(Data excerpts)
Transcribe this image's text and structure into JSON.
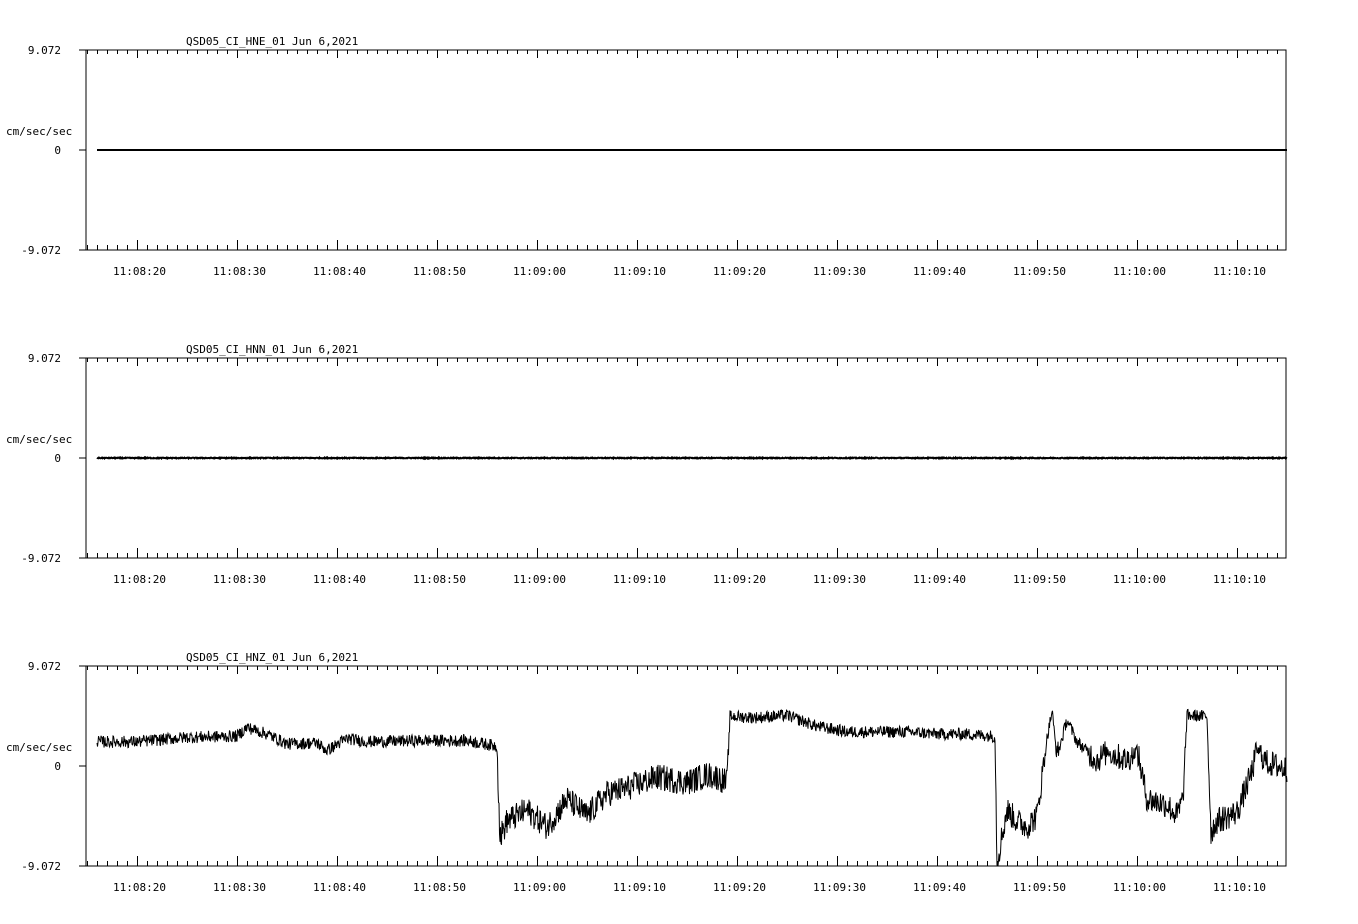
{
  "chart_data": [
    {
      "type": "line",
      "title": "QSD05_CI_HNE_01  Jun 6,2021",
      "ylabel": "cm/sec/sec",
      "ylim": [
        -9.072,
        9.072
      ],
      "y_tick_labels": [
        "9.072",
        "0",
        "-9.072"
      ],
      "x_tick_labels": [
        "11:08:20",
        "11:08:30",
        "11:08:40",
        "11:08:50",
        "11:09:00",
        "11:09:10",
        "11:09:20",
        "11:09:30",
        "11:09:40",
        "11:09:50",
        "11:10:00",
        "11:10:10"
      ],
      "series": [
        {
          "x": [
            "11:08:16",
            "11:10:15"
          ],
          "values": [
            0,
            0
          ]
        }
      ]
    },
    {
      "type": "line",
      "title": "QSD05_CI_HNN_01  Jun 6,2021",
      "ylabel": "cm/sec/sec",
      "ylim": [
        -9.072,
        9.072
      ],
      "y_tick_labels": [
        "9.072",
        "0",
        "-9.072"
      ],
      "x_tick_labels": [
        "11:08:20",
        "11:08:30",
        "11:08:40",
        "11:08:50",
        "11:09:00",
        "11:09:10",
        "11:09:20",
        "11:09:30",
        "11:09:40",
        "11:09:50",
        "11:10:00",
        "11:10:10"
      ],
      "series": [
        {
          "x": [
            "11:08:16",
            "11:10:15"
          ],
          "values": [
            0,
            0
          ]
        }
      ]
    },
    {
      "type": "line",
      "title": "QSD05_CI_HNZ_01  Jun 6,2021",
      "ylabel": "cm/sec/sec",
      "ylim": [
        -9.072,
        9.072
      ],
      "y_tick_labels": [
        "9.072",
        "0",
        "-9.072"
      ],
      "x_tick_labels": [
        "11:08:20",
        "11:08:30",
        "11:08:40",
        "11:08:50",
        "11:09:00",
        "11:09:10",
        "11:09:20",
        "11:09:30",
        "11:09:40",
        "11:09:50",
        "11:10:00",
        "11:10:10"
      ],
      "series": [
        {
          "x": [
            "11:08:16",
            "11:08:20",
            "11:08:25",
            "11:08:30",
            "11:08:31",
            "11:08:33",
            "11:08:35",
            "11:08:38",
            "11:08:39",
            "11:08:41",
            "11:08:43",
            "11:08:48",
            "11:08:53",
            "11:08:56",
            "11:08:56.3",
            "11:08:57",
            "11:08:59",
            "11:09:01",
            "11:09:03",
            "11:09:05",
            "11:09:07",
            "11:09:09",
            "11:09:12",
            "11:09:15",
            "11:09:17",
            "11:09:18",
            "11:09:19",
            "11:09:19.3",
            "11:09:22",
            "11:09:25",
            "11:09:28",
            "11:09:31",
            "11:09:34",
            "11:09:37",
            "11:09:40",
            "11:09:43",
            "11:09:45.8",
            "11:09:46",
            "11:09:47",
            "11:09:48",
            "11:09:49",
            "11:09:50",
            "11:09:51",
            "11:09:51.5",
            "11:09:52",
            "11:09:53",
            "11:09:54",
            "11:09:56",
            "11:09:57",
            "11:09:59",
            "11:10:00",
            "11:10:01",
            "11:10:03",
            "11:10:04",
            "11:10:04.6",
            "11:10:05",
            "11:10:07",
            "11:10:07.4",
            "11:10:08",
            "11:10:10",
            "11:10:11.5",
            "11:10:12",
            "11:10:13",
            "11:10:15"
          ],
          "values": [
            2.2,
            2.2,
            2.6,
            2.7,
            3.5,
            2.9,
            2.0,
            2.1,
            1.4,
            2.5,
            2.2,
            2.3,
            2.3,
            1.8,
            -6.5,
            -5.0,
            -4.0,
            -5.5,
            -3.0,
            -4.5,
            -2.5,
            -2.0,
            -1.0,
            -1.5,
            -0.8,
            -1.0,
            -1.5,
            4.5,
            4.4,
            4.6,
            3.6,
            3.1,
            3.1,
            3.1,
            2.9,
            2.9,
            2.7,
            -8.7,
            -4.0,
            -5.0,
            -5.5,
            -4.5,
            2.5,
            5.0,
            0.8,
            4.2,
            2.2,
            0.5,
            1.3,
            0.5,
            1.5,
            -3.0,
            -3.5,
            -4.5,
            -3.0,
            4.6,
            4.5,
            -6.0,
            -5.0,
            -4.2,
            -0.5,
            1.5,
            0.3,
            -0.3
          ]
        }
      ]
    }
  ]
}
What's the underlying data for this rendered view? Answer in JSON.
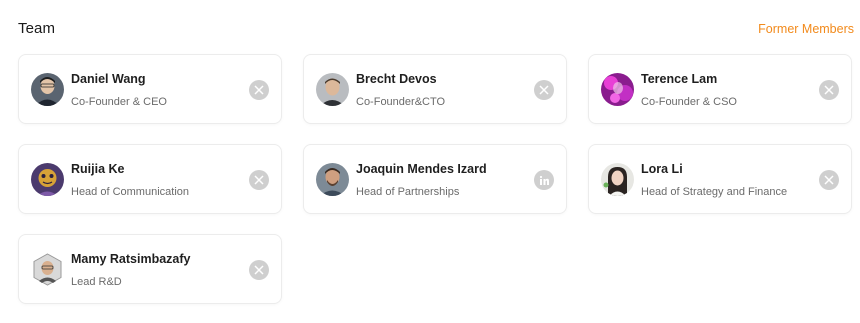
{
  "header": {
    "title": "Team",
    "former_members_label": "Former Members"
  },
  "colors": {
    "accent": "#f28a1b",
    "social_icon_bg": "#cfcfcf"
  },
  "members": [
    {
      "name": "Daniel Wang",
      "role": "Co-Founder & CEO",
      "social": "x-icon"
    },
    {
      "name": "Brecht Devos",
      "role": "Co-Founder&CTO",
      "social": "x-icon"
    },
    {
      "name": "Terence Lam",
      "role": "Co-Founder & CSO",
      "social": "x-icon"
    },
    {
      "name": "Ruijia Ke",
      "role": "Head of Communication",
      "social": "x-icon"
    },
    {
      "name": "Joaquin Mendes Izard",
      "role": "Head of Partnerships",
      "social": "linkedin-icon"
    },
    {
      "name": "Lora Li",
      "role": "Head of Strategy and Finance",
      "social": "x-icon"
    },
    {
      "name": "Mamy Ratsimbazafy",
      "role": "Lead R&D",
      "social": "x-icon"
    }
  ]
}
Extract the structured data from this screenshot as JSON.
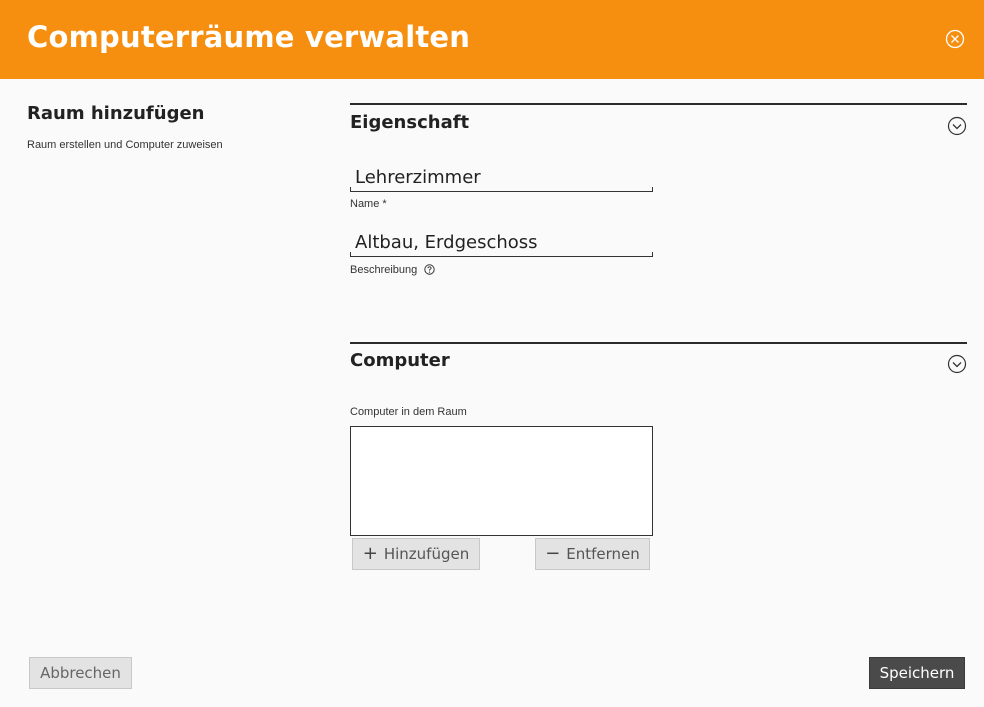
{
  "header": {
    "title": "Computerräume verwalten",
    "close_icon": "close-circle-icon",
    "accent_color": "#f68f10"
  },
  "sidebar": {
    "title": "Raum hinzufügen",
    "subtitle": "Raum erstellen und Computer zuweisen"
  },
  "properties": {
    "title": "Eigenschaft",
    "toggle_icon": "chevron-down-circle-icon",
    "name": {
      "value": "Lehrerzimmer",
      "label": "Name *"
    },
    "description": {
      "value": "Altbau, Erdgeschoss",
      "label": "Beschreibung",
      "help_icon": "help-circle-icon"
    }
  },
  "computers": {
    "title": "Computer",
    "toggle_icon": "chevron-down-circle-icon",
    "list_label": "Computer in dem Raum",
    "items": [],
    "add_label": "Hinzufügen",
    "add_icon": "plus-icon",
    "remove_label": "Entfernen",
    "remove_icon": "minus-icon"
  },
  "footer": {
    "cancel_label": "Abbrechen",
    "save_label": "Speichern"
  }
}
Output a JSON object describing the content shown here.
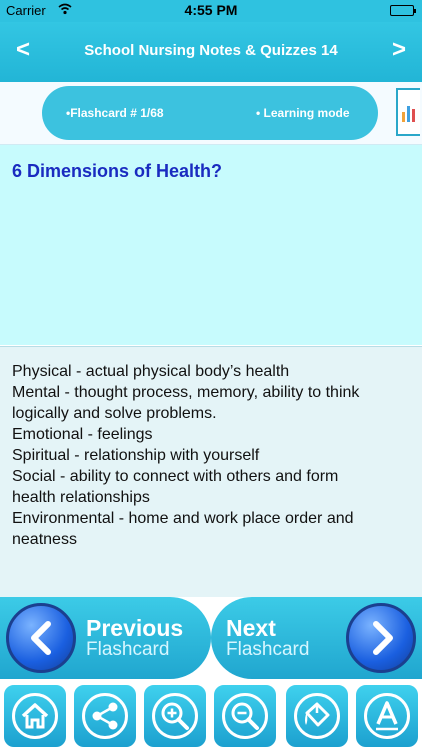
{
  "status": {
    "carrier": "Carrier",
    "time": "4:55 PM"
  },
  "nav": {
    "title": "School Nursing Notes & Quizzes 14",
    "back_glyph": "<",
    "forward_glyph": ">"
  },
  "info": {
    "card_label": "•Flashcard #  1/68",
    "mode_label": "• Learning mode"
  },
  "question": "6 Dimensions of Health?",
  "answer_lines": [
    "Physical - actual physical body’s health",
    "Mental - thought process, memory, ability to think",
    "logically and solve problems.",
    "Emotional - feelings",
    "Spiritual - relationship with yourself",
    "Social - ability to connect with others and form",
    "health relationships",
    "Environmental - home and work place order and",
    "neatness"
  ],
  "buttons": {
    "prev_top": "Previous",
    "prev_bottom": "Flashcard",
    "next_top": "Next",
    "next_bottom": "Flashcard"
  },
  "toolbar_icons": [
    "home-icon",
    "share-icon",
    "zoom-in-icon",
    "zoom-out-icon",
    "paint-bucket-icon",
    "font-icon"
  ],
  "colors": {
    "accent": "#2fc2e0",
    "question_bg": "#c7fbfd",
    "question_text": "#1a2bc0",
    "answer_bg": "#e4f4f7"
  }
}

Task objective ::
Keep the pictures out of the copy and return the rest of the data above exactly.

Answer to this task ::
Transcribe this image's text and structure into JSON.
{
  "chart_data": [
    {
      "type": "line",
      "title": "QSD05_CI_HNE_01  Jun 6,2021",
      "ylabel": "cm/sec/sec",
      "ylim": [
        -9.072,
        9.072
      ],
      "y_tick_labels": [
        "9.072",
        "0",
        "-9.072"
      ],
      "x_tick_labels": [
        "11:08:20",
        "11:08:30",
        "11:08:40",
        "11:08:50",
        "11:09:00",
        "11:09:10",
        "11:09:20",
        "11:09:30",
        "11:09:40",
        "11:09:50",
        "11:10:00",
        "11:10:10"
      ],
      "series": [
        {
          "x": [
            "11:08:16",
            "11:10:15"
          ],
          "values": [
            0,
            0
          ]
        }
      ]
    },
    {
      "type": "line",
      "title": "QSD05_CI_HNN_01  Jun 6,2021",
      "ylabel": "cm/sec/sec",
      "ylim": [
        -9.072,
        9.072
      ],
      "y_tick_labels": [
        "9.072",
        "0",
        "-9.072"
      ],
      "x_tick_labels": [
        "11:08:20",
        "11:08:30",
        "11:08:40",
        "11:08:50",
        "11:09:00",
        "11:09:10",
        "11:09:20",
        "11:09:30",
        "11:09:40",
        "11:09:50",
        "11:10:00",
        "11:10:10"
      ],
      "series": [
        {
          "x": [
            "11:08:16",
            "11:10:15"
          ],
          "values": [
            0,
            0
          ]
        }
      ]
    },
    {
      "type": "line",
      "title": "QSD05_CI_HNZ_01  Jun 6,2021",
      "ylabel": "cm/sec/sec",
      "ylim": [
        -9.072,
        9.072
      ],
      "y_tick_labels": [
        "9.072",
        "0",
        "-9.072"
      ],
      "x_tick_labels": [
        "11:08:20",
        "11:08:30",
        "11:08:40",
        "11:08:50",
        "11:09:00",
        "11:09:10",
        "11:09:20",
        "11:09:30",
        "11:09:40",
        "11:09:50",
        "11:10:00",
        "11:10:10"
      ],
      "series": [
        {
          "x": [
            "11:08:16",
            "11:08:20",
            "11:08:25",
            "11:08:30",
            "11:08:31",
            "11:08:33",
            "11:08:35",
            "11:08:38",
            "11:08:39",
            "11:08:41",
            "11:08:43",
            "11:08:48",
            "11:08:53",
            "11:08:56",
            "11:08:56.3",
            "11:08:57",
            "11:08:59",
            "11:09:01",
            "11:09:03",
            "11:09:05",
            "11:09:07",
            "11:09:09",
            "11:09:12",
            "11:09:15",
            "11:09:17",
            "11:09:18",
            "11:09:19",
            "11:09:19.3",
            "11:09:22",
            "11:09:25",
            "11:09:28",
            "11:09:31",
            "11:09:34",
            "11:09:37",
            "11:09:40",
            "11:09:43",
            "11:09:45.8",
            "11:09:46",
            "11:09:47",
            "11:09:48",
            "11:09:49",
            "11:09:50",
            "11:09:51",
            "11:09:51.5",
            "11:09:52",
            "11:09:53",
            "11:09:54",
            "11:09:56",
            "11:09:57",
            "11:09:59",
            "11:10:00",
            "11:10:01",
            "11:10:03",
            "11:10:04",
            "11:10:04.6",
            "11:10:05",
            "11:10:07",
            "11:10:07.4",
            "11:10:08",
            "11:10:10",
            "11:10:11.5",
            "11:10:12",
            "11:10:13",
            "11:10:15"
          ],
          "values": [
            2.2,
            2.2,
            2.6,
            2.7,
            3.5,
            2.9,
            2.0,
            2.1,
            1.4,
            2.5,
            2.2,
            2.3,
            2.3,
            1.8,
            -6.5,
            -5.0,
            -4.0,
            -5.5,
            -3.0,
            -4.5,
            -2.5,
            -2.0,
            -1.0,
            -1.5,
            -0.8,
            -1.0,
            -1.5,
            4.5,
            4.4,
            4.6,
            3.6,
            3.1,
            3.1,
            3.1,
            2.9,
            2.9,
            2.7,
            -8.7,
            -4.0,
            -5.0,
            -5.5,
            -4.5,
            2.5,
            5.0,
            0.8,
            4.2,
            2.2,
            0.5,
            1.3,
            0.5,
            1.5,
            -3.0,
            -3.5,
            -4.5,
            -3.0,
            4.6,
            4.5,
            -6.0,
            -5.0,
            -4.2,
            -0.5,
            1.5,
            0.3,
            -0.3
          ]
        }
      ]
    }
  ]
}
What's the underlying data for this rendered view? Answer in JSON.
{
  "header": {
    "title": "Team",
    "former_members_label": "Former Members"
  },
  "colors": {
    "accent": "#f28a1b",
    "social_icon_bg": "#cfcfcf"
  },
  "members": [
    {
      "name": "Daniel Wang",
      "role": "Co-Founder & CEO",
      "social": "x-icon"
    },
    {
      "name": "Brecht Devos",
      "role": "Co-Founder&CTO",
      "social": "x-icon"
    },
    {
      "name": "Terence Lam",
      "role": "Co-Founder & CSO",
      "social": "x-icon"
    },
    {
      "name": "Ruijia Ke",
      "role": "Head of Communication",
      "social": "x-icon"
    },
    {
      "name": "Joaquin Mendes Izard",
      "role": "Head of Partnerships",
      "social": "linkedin-icon"
    },
    {
      "name": "Lora Li",
      "role": "Head of Strategy and Finance",
      "social": "x-icon"
    },
    {
      "name": "Mamy Ratsimbazafy",
      "role": "Lead R&D",
      "social": "x-icon"
    }
  ]
}
Extract the structured data from this screenshot as JSON.
{
  "header": {
    "title": "Computerräume verwalten",
    "close_icon": "close-circle-icon",
    "accent_color": "#f68f10"
  },
  "sidebar": {
    "title": "Raum hinzufügen",
    "subtitle": "Raum erstellen und Computer zuweisen"
  },
  "properties": {
    "title": "Eigenschaft",
    "toggle_icon": "chevron-down-circle-icon",
    "name": {
      "value": "Lehrerzimmer",
      "label": "Name *"
    },
    "description": {
      "value": "Altbau, Erdgeschoss",
      "label": "Beschreibung",
      "help_icon": "help-circle-icon"
    }
  },
  "computers": {
    "title": "Computer",
    "toggle_icon": "chevron-down-circle-icon",
    "list_label": "Computer in dem Raum",
    "items": [],
    "add_label": "Hinzufügen",
    "add_icon": "plus-icon",
    "remove_label": "Entfernen",
    "remove_icon": "minus-icon"
  },
  "footer": {
    "cancel_label": "Abbrechen",
    "save_label": "Speichern"
  }
}
Output a JSON object describing the content shown here.
{
  "status": {
    "carrier": "Carrier",
    "time": "4:55 PM"
  },
  "nav": {
    "title": "School Nursing Notes & Quizzes 14",
    "back_glyph": "<",
    "forward_glyph": ">"
  },
  "info": {
    "card_label": "•Flashcard #  1/68",
    "mode_label": "• Learning mode"
  },
  "question": "6 Dimensions of Health?",
  "answer_lines": [
    "Physical - actual physical body’s health",
    "Mental - thought process, memory, ability to think",
    "logically and solve problems.",
    "Emotional - feelings",
    "Spiritual - relationship with yourself",
    "Social - ability to connect with others and form",
    "health relationships",
    "Environmental - home and work place order and",
    "neatness"
  ],
  "buttons": {
    "prev_top": "Previous",
    "prev_bottom": "Flashcard",
    "next_top": "Next",
    "next_bottom": "Flashcard"
  },
  "toolbar_icons": [
    "home-icon",
    "share-icon",
    "zoom-in-icon",
    "zoom-out-icon",
    "paint-bucket-icon",
    "font-icon"
  ],
  "colors": {
    "accent": "#2fc2e0",
    "question_bg": "#c7fbfd",
    "question_text": "#1a2bc0",
    "answer_bg": "#e4f4f7"
  }
}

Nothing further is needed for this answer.